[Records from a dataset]
######
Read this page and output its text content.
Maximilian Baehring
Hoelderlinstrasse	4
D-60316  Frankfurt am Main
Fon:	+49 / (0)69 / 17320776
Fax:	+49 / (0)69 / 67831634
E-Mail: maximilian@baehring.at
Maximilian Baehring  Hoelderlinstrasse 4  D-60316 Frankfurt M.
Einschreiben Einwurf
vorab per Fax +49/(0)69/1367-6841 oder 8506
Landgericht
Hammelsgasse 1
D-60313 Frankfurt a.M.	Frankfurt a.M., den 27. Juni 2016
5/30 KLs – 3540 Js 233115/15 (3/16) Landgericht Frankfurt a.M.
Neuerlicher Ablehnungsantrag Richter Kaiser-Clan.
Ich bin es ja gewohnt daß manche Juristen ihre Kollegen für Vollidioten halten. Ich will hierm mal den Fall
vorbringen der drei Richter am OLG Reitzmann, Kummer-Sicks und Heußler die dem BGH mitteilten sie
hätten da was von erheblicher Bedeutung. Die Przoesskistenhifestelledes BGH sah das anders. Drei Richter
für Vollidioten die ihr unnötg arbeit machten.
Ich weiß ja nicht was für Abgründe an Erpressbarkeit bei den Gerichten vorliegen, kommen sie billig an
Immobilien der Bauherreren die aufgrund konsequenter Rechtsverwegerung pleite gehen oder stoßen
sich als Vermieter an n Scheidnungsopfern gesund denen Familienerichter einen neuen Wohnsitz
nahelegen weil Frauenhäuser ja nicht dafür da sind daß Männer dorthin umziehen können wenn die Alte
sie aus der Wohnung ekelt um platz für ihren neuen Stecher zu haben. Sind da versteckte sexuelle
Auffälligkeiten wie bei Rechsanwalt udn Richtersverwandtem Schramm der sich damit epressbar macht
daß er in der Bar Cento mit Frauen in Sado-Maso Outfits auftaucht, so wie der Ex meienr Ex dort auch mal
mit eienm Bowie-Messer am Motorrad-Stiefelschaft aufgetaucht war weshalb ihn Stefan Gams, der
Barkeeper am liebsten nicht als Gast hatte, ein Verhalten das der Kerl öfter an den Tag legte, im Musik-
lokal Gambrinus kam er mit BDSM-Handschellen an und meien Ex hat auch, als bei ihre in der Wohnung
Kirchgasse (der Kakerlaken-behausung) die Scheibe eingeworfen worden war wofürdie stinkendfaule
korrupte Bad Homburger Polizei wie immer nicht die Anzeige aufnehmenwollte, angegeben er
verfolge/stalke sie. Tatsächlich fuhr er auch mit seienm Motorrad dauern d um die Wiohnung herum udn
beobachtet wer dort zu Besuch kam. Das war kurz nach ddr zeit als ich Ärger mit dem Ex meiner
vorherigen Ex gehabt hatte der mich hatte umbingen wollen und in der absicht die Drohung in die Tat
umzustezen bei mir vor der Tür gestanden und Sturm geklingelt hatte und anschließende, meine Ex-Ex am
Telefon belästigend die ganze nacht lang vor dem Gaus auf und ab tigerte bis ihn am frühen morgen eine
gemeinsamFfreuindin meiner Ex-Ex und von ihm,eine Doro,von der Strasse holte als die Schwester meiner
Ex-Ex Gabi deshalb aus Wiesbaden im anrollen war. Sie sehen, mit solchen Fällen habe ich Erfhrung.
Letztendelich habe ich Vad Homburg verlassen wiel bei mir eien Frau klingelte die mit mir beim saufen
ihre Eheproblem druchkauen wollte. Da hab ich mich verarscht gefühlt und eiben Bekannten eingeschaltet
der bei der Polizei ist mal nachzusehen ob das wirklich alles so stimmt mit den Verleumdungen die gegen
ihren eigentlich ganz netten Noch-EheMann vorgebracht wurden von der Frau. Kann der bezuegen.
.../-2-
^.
######
TO DO
Find the word "Hoelderlinstrasse" in the records and pull out each line that has it.

RESPONSE TO THIS EXERCISE
Hoelderlinstrasse	4
Maximilian Baehring  Hoelderlinstrasse 4  D-60316 Frankfurt M.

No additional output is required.